### What to do:
Check every line of the entries that follow, and copy the ones containing "gmail".

━━ Data to process ━━

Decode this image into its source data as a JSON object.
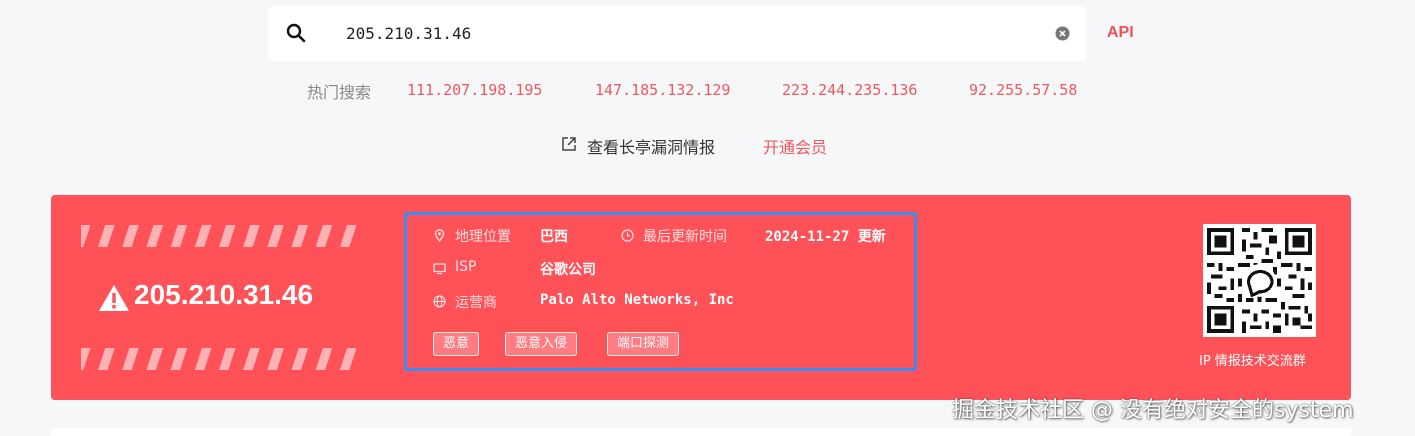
{
  "search": {
    "query": "205.210.31.46",
    "api_label": "API"
  },
  "hot_search": {
    "label": "热门搜索",
    "items": [
      "111.207.198.195",
      "147.185.132.129",
      "223.244.235.136",
      "92.255.57.58"
    ]
  },
  "links": {
    "vuln_intel": "查看长亭漏洞情报",
    "membership": "开通会员"
  },
  "result": {
    "ip": "205.210.31.46",
    "location_label": "地理位置",
    "location_value": "巴西",
    "updated_label": "最后更新时间",
    "updated_value": "2024-11-27 更新",
    "isp_label": "ISP",
    "isp_value": "谷歌公司",
    "operator_label": "运营商",
    "operator_value": "Palo Alto Networks, Inc",
    "tags": [
      "恶意",
      "恶意入侵",
      "端口探测"
    ],
    "qr_caption": "IP 情报技术交流群"
  },
  "watermark": "掘金技术社区 @ 没有绝对安全的system",
  "colors": {
    "accent": "#ff5258",
    "link": "#ef5860",
    "highlight_border": "#3d8bf0",
    "background": "#f6f7f9"
  }
}
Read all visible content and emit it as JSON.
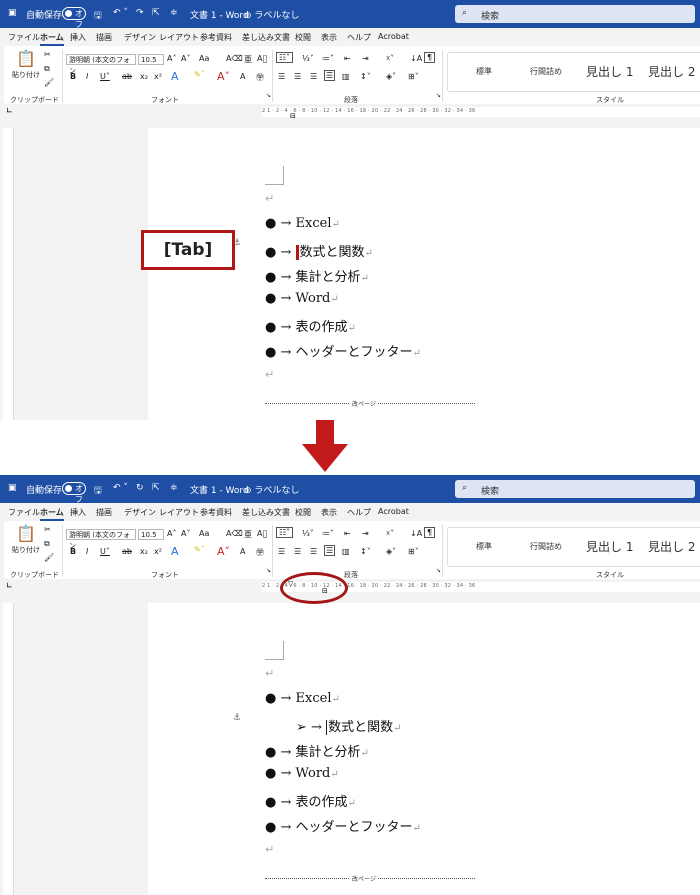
{
  "titlebar": {
    "autosave_label": "自動保存",
    "toggle_state": "オフ",
    "save_icon": "save-icon",
    "doc_title": "文書 1 - Word",
    "sensitivity": "ラベルなし",
    "search_placeholder": "検索"
  },
  "menu": {
    "file": "ファイル",
    "home": "ホーム",
    "insert": "挿入",
    "draw": "描画",
    "design": "デザイン",
    "layout": "レイアウト",
    "references": "参考資料",
    "mailings": "差し込み文書",
    "review": "校閲",
    "view": "表示",
    "help": "ヘルプ",
    "acrobat": "Acrobat"
  },
  "ribbon": {
    "paste": "貼り付け",
    "font_name": "游明朝 (本文のフォン",
    "font_size": "10.5",
    "case": "Aa",
    "clipboard_group": "クリップボード",
    "font_group": "フォント",
    "paragraph_group": "段落",
    "styles_group": "スタイル",
    "styles": [
      "標準",
      "行間詰め",
      "見出し 1",
      "見出し 2"
    ]
  },
  "ruler": {
    "numbers": "2 1 · 2 · 4 · 6 · 8 · 10 · 12 · 14 · 16 · 18 · 20 · 22 · 24 · 26 · 28 · 30 · 32 · 34 · 36"
  },
  "doc_before": [
    {
      "bullet": "●",
      "text": "Excel"
    },
    {
      "bullet": "●",
      "text": "数式と関数"
    },
    {
      "bullet": "●",
      "text": "集計と分析"
    },
    {
      "bullet": "●",
      "text": "Word"
    },
    {
      "bullet": "●",
      "text": "表の作成"
    },
    {
      "bullet": "●",
      "text": "ヘッダーとフッター"
    }
  ],
  "doc_after": [
    {
      "bullet": "●",
      "text": "Excel"
    },
    {
      "bullet": "➢",
      "text": "数式と関数"
    },
    {
      "bullet": "●",
      "text": "集計と分析"
    },
    {
      "bullet": "●",
      "text": "Word"
    },
    {
      "bullet": "●",
      "text": "表の作成"
    },
    {
      "bullet": "●",
      "text": "ヘッダーとフッター"
    }
  ],
  "tab_arrow": "→",
  "para_mark": "↵",
  "page_break": "改ページ",
  "callout": "[Tab]",
  "colors": {
    "titlebar": "#1f4fa5",
    "highlight_red": "#b01818"
  }
}
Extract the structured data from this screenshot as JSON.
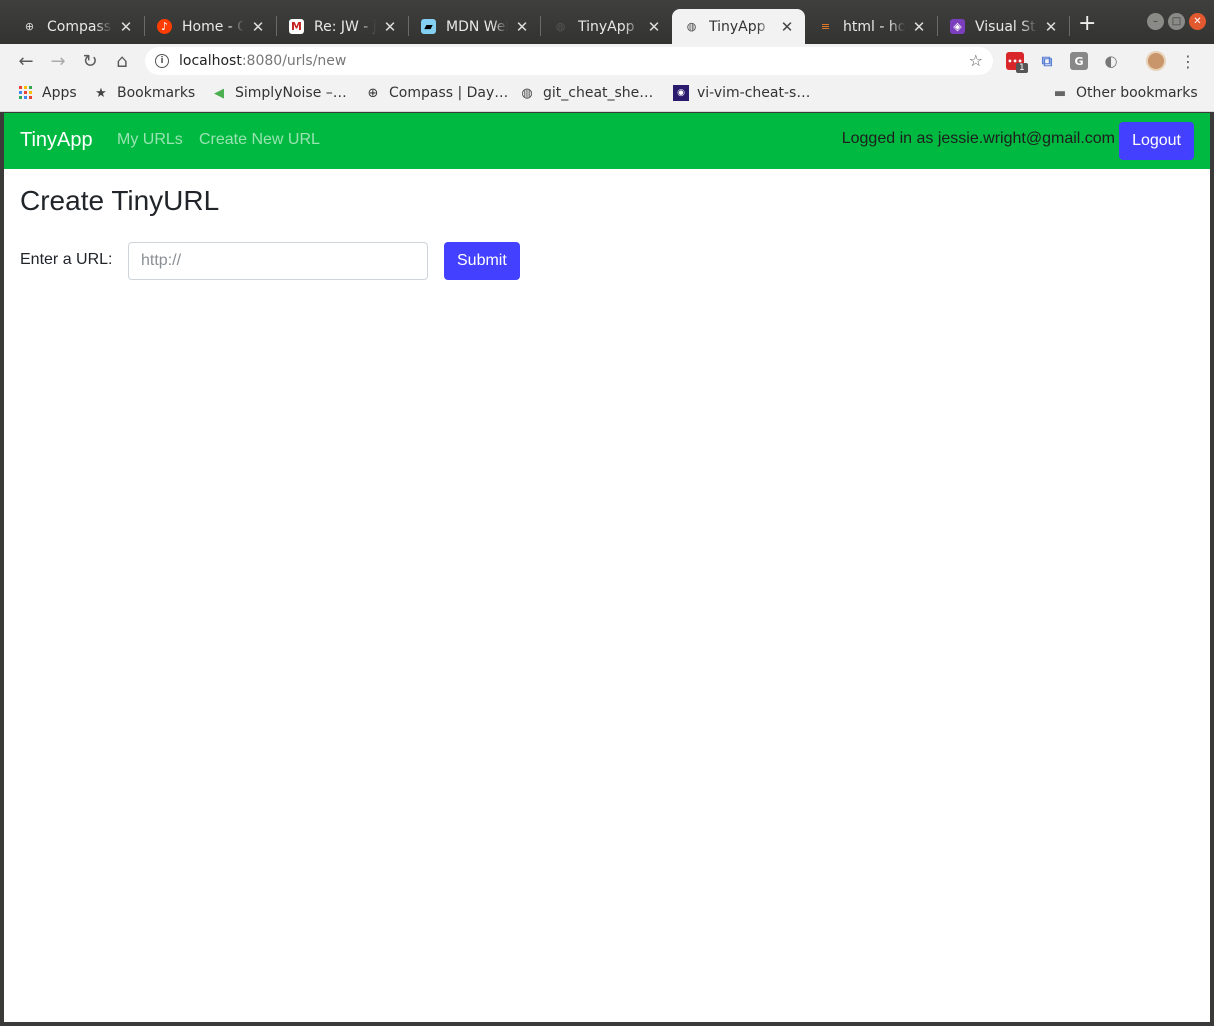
{
  "browser": {
    "tabs": [
      {
        "title": "Compass | Day",
        "icon": "compass-icon",
        "active": false
      },
      {
        "title": "Home - Go",
        "icon": "music-icon",
        "active": false
      },
      {
        "title": "Re: JW - jes",
        "icon": "gmail-icon",
        "active": false
      },
      {
        "title": "MDN Web D",
        "icon": "mdn-icon",
        "active": false
      },
      {
        "title": "TinyApp",
        "icon": "globe-icon",
        "active": false
      },
      {
        "title": "TinyApp",
        "icon": "globe-icon",
        "active": true
      },
      {
        "title": "html - how",
        "icon": "stackoverflow-icon",
        "active": false
      },
      {
        "title": "Visual Stu",
        "icon": "vscode-icon",
        "active": false
      }
    ],
    "new_tab_glyph": "+",
    "close_glyph": "✕",
    "address": {
      "host": "localhost",
      "rest": ":8080/urls/new"
    },
    "extension_badge": "1",
    "bookmarks": [
      {
        "label": "Apps",
        "icon": "apps-grid-icon"
      },
      {
        "label": "Bookmarks",
        "icon": "star-icon"
      },
      {
        "label": "SimplyNoise –…",
        "icon": "speaker-icon"
      },
      {
        "label": "Compass | Day…",
        "icon": "compass-icon"
      },
      {
        "label": "git_cheat_she…",
        "icon": "globe-icon"
      },
      {
        "label": "vi-vim-cheat-s…",
        "icon": "vim-icon"
      }
    ],
    "other_bookmarks": "Other bookmarks"
  },
  "app": {
    "brand": "TinyApp",
    "nav": {
      "my_urls": "My URLs",
      "create_new": "Create New URL"
    },
    "login_text": "Logged in as jessie.wright@gmail.com",
    "logout_label": "Logout",
    "accent_color": "#00b940",
    "button_color": "#4440ff"
  },
  "main": {
    "title": "Create TinyURL",
    "form": {
      "label": "Enter a URL:",
      "placeholder": "http://",
      "value": "",
      "submit_label": "Submit"
    }
  }
}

━━━

### Solved exercise:
        "icon": "gmail-icon",
    "login_text": "Logged in as jessie.wright@gmail.com",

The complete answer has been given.